* _Exercise input_

+ + +

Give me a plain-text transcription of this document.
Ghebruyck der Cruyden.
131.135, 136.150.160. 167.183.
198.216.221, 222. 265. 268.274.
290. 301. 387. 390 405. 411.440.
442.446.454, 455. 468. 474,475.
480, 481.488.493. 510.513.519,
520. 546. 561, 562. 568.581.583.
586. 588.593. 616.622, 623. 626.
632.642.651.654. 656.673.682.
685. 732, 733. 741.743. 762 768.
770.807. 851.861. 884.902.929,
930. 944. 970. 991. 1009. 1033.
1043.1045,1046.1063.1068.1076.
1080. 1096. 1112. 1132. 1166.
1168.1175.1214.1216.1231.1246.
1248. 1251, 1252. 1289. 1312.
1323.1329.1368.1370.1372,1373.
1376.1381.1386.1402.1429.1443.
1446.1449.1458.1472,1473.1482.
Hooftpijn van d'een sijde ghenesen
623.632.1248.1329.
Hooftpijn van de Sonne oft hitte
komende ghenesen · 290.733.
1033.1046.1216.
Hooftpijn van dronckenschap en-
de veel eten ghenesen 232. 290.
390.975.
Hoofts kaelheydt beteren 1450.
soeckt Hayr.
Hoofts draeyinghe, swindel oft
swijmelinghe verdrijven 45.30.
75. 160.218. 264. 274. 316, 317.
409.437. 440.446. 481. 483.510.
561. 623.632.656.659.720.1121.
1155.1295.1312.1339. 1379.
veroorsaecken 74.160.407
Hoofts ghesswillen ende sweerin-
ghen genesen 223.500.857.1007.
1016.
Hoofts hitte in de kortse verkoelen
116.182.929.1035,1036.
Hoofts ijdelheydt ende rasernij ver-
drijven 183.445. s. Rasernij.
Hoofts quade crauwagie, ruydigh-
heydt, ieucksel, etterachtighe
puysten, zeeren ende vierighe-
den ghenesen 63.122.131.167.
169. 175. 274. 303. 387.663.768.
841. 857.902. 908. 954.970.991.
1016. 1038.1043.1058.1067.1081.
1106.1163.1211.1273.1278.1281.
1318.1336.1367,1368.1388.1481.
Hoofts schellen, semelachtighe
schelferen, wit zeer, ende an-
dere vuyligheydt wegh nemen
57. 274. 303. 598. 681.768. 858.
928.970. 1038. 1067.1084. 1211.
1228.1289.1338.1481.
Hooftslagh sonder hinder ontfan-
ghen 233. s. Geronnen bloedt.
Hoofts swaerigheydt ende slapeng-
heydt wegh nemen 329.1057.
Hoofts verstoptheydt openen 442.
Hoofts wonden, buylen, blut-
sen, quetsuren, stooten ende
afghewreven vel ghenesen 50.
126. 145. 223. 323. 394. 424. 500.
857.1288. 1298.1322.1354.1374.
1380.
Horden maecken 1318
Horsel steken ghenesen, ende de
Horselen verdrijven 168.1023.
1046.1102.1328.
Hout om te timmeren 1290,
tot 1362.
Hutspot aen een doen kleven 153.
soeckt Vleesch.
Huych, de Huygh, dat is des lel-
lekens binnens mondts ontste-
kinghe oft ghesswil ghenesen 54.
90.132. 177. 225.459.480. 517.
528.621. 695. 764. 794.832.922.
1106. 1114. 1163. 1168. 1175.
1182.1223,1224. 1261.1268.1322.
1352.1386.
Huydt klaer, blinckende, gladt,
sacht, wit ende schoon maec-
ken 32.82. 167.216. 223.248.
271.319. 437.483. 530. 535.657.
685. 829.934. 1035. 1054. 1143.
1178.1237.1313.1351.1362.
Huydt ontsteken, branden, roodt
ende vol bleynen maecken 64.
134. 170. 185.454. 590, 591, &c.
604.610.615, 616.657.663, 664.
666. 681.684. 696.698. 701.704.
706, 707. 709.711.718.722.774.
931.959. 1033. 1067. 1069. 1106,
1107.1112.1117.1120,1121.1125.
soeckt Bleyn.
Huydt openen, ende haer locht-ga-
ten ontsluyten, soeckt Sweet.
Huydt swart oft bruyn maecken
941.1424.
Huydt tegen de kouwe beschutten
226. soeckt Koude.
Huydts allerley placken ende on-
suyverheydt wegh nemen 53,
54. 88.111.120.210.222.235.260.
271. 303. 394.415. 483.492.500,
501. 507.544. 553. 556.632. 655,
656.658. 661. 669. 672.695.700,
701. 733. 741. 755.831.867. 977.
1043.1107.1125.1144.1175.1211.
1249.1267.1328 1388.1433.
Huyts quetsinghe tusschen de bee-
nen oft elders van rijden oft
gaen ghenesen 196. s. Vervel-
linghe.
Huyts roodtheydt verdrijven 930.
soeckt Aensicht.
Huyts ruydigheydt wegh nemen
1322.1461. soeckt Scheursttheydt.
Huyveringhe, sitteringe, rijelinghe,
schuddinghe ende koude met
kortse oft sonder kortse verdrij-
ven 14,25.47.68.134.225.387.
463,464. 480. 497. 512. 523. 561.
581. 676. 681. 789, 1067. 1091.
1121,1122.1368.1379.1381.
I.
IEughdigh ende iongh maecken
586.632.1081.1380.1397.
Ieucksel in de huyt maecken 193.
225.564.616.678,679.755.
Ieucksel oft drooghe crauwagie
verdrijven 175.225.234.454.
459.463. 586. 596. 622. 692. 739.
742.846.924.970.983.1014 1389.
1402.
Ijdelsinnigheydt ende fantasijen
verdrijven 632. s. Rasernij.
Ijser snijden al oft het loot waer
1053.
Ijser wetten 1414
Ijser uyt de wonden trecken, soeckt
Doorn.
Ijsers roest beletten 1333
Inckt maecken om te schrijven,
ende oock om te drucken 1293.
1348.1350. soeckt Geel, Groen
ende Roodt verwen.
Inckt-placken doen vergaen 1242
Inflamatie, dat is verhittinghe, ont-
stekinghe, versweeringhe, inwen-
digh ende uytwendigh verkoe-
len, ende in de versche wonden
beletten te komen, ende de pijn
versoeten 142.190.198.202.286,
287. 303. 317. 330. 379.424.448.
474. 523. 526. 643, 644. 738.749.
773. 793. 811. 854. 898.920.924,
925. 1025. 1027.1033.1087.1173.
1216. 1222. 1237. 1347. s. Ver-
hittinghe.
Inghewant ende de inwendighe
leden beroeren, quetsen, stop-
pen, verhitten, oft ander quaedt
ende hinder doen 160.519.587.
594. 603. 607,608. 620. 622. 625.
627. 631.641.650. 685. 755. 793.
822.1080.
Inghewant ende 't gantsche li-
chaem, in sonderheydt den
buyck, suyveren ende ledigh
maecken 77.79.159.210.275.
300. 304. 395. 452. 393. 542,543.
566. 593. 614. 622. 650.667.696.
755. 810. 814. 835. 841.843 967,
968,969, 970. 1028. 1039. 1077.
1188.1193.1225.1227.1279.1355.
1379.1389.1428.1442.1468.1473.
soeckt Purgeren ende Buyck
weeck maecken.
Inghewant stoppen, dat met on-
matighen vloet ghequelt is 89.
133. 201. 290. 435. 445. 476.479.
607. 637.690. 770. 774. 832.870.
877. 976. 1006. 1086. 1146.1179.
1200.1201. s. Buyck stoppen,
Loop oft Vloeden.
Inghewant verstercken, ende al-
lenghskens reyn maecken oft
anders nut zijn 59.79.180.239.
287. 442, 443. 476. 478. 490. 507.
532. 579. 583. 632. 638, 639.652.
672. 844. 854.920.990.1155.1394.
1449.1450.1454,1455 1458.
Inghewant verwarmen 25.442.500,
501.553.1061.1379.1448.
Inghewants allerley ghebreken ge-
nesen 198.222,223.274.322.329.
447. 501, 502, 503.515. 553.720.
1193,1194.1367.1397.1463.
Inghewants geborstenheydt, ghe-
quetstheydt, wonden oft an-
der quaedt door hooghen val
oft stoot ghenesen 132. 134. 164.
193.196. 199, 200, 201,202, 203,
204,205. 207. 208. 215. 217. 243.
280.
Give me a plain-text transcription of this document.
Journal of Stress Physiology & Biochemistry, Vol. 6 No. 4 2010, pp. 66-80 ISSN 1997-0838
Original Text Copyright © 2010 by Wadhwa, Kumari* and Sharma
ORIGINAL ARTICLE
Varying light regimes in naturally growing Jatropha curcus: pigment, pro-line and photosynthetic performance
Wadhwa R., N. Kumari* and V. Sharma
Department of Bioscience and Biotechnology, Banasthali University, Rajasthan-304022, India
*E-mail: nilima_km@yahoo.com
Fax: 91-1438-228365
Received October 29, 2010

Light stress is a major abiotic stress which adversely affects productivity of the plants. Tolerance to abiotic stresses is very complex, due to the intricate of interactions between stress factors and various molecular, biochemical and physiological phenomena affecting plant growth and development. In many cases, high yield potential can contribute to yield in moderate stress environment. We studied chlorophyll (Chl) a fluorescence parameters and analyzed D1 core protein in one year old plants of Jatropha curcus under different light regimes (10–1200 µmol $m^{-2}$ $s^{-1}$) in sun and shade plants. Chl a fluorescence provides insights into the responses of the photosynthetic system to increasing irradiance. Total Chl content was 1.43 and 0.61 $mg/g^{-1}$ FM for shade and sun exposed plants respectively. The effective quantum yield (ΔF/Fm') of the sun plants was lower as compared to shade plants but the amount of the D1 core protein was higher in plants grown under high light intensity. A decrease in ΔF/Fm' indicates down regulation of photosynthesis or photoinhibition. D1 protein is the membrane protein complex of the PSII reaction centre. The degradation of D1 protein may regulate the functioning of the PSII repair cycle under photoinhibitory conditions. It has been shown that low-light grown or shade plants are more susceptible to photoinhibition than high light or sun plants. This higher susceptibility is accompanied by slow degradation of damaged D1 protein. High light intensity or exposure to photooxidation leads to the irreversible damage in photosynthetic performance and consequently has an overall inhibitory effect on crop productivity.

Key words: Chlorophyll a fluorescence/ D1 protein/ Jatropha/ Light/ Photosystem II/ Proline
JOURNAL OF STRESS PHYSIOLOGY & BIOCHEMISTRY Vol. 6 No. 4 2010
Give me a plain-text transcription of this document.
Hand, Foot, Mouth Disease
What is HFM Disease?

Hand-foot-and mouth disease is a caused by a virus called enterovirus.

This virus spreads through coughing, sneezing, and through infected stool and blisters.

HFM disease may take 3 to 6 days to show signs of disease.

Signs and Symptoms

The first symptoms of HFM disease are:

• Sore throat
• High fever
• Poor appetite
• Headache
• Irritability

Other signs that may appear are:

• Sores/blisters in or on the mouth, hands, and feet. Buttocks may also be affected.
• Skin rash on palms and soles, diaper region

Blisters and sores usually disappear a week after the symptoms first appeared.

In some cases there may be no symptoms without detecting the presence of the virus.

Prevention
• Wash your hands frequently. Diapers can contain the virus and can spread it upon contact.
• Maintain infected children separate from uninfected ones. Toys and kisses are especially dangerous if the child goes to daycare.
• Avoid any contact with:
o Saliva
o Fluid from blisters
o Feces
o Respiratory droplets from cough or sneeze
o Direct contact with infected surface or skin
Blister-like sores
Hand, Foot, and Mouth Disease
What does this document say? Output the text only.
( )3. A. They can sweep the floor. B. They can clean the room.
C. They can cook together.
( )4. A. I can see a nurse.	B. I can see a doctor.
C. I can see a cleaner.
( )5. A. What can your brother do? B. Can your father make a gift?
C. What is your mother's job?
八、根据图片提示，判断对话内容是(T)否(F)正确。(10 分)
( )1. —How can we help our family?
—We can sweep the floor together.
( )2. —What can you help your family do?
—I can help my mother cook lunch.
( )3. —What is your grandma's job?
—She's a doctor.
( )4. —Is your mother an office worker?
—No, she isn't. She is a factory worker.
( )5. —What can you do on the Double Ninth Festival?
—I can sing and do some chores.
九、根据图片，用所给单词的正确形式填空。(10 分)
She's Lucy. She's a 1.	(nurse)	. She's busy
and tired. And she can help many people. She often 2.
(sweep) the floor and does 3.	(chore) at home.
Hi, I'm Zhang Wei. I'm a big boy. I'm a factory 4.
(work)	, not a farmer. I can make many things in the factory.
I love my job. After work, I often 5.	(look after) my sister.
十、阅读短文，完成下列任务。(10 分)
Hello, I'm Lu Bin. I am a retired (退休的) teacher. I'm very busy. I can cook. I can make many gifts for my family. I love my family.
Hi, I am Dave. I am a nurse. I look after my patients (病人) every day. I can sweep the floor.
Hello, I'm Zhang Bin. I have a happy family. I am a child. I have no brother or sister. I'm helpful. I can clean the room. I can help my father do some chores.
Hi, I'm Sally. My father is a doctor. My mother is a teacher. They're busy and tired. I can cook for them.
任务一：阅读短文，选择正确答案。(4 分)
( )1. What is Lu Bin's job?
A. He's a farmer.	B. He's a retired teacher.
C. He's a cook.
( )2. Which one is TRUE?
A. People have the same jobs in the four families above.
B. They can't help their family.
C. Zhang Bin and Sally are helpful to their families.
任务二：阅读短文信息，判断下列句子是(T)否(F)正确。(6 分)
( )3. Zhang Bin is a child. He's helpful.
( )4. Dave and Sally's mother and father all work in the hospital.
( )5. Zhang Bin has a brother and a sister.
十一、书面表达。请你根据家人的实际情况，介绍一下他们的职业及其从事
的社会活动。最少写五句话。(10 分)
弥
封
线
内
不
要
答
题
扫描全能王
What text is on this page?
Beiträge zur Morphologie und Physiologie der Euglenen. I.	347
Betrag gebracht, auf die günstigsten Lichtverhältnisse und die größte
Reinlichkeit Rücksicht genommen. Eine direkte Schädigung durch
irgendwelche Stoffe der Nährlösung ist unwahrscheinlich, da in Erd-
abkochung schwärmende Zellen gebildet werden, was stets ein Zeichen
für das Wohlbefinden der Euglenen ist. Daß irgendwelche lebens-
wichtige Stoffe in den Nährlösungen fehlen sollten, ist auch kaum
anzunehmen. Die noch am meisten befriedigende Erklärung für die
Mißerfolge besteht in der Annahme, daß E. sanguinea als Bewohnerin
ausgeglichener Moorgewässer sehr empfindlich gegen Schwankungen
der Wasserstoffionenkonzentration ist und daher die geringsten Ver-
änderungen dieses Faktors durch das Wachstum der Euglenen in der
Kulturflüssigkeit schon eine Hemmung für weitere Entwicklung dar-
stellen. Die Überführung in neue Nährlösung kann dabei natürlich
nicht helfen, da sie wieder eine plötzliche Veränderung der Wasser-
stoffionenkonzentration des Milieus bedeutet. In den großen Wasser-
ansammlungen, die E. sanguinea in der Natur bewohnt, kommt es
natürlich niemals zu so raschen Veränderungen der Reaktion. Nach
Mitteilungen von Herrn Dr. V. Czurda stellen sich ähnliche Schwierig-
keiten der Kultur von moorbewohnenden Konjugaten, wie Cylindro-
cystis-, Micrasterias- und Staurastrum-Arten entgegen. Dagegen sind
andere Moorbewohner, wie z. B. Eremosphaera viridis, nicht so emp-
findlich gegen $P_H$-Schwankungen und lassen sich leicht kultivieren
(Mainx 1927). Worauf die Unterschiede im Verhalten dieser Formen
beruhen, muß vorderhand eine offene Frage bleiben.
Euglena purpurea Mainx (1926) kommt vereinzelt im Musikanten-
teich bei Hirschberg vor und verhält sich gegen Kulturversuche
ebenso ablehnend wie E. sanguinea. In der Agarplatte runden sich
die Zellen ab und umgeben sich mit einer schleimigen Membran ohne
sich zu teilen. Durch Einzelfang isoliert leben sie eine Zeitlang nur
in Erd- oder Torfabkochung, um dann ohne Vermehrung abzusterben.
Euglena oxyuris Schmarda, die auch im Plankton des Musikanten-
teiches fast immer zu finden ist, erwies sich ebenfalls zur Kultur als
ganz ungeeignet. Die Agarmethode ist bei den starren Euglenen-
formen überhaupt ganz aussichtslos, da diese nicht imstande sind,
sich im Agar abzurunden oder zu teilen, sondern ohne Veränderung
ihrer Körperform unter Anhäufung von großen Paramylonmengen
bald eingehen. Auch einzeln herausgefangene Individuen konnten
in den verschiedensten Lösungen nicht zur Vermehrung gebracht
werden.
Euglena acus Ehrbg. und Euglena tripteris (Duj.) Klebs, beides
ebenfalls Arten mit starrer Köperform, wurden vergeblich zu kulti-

+ + +

Within the listing above, copy each line that has the string "Musikanten".

Euglena purpurea Mainx (1926) kommt vereinzelt im Musikanten-
Euglena oxyuris Schmarda, die auch im Plankton des Musikanten-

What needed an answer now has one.